• SET EXERCISE:
Find the line containing "Parse this screenshot: output". Retype it and every later line of the records exactly, leaving out pictures.

• RECORDS FOR PROCESSING:
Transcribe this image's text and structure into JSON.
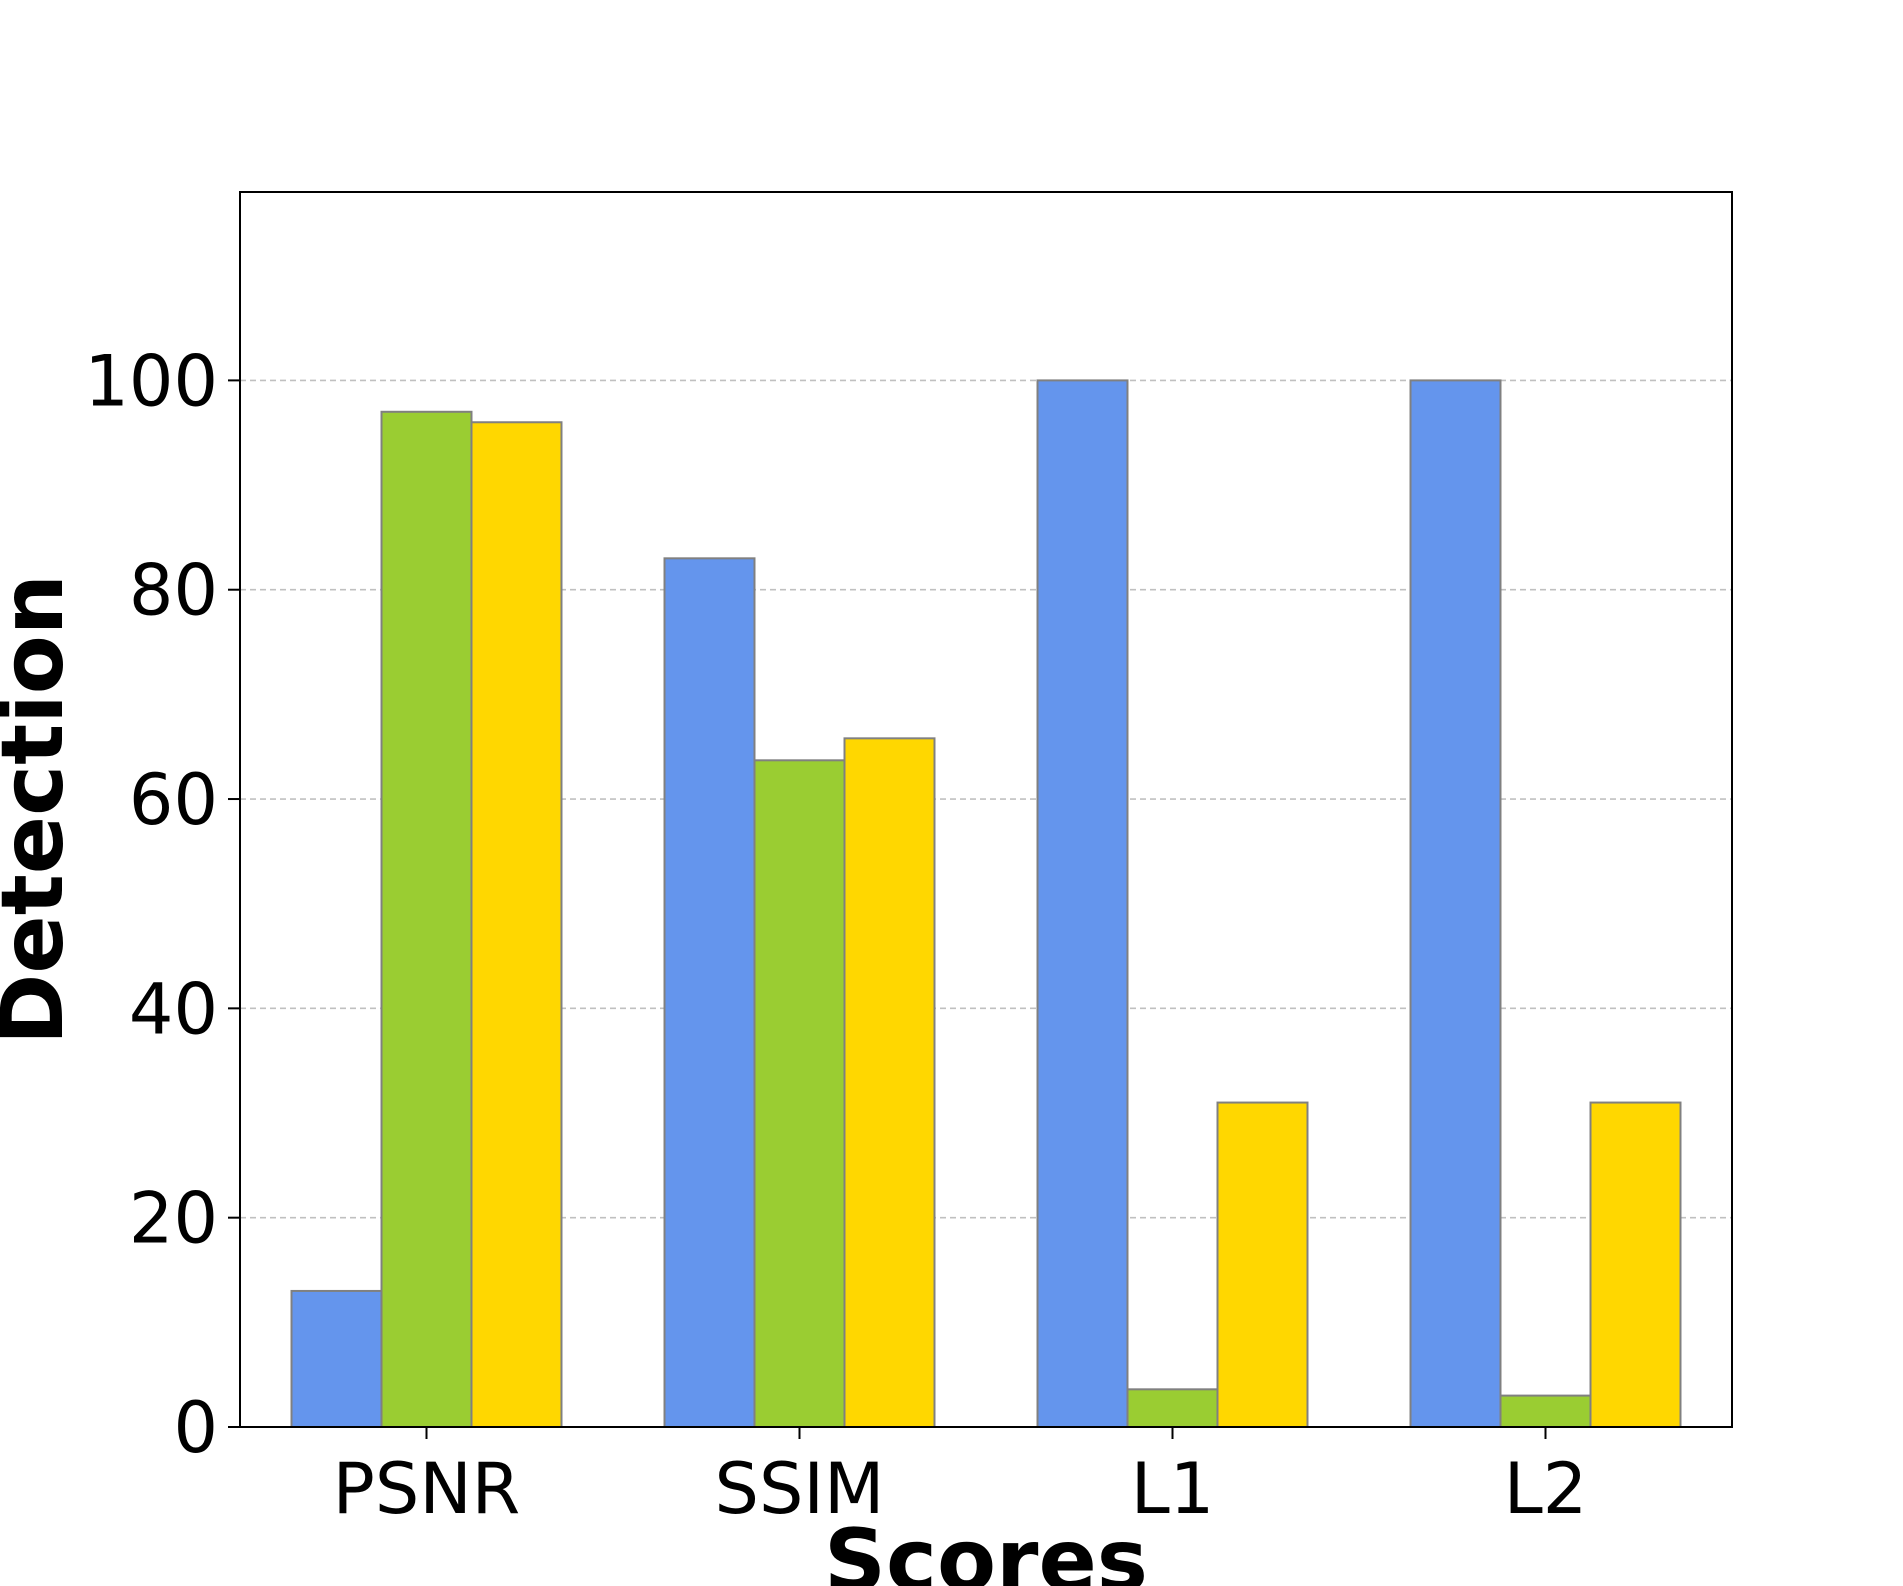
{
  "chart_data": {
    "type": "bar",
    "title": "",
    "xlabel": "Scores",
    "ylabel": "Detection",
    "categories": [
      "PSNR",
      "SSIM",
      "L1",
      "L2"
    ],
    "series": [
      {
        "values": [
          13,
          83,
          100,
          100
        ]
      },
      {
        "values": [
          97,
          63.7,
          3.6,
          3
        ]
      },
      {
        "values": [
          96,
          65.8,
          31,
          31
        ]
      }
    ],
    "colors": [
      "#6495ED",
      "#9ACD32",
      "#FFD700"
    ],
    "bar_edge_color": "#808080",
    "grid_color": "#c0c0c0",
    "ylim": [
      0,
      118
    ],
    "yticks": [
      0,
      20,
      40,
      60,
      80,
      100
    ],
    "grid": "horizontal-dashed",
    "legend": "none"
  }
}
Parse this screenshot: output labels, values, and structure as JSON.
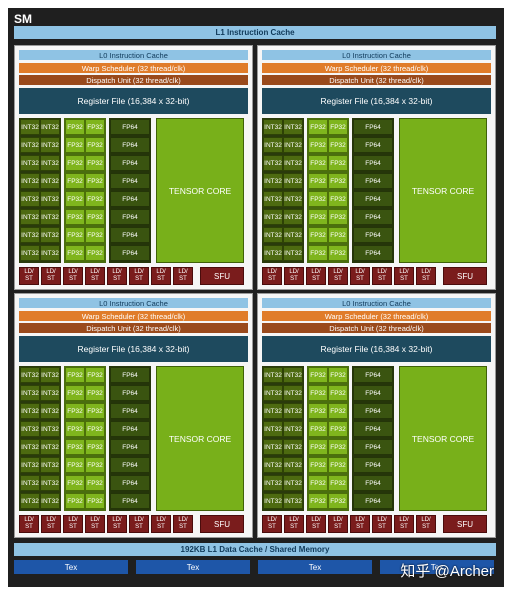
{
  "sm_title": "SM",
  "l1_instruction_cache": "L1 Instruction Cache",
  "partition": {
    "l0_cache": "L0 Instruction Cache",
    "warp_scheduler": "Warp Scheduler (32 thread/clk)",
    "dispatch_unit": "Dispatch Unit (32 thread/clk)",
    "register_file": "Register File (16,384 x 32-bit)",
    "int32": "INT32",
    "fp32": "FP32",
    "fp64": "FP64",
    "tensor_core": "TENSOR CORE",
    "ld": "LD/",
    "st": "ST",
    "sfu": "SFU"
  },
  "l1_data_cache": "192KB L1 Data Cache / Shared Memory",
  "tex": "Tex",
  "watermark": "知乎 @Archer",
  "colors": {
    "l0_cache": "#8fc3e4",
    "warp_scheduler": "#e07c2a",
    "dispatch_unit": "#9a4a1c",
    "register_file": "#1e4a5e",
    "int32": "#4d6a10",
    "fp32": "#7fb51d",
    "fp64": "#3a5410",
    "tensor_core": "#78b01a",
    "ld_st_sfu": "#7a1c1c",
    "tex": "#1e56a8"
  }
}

• COMPLETE ANSWER:
Parse this screenshot: output labels, values, and structure as JSON.
{
  "sm_title": "SM",
  "l1_instruction_cache": "L1 Instruction Cache",
  "partition": {
    "l0_cache": "L0 Instruction Cache",
    "warp_scheduler": "Warp Scheduler (32 thread/clk)",
    "dispatch_unit": "Dispatch Unit (32 thread/clk)",
    "register_file": "Register File (16,384 x 32-bit)",
    "int32": "INT32",
    "fp32": "FP32",
    "fp64": "FP64",
    "tensor_core": "TENSOR CORE",
    "ld": "LD/",
    "st": "ST",
    "sfu": "SFU"
  },
  "l1_data_cache": "192KB L1 Data Cache / Shared Memory",
  "tex": "Tex",
  "watermark": "知乎 @Archer",
  "colors": {
    "l0_cache": "#8fc3e4",
    "warp_scheduler": "#e07c2a",
    "dispatch_unit": "#9a4a1c",
    "register_file": "#1e4a5e",
    "int32": "#4d6a10",
    "fp32": "#7fb51d",
    "fp64": "#3a5410",
    "tensor_core": "#78b01a",
    "ld_st_sfu": "#7a1c1c",
    "tex": "#1e56a8"
  }
}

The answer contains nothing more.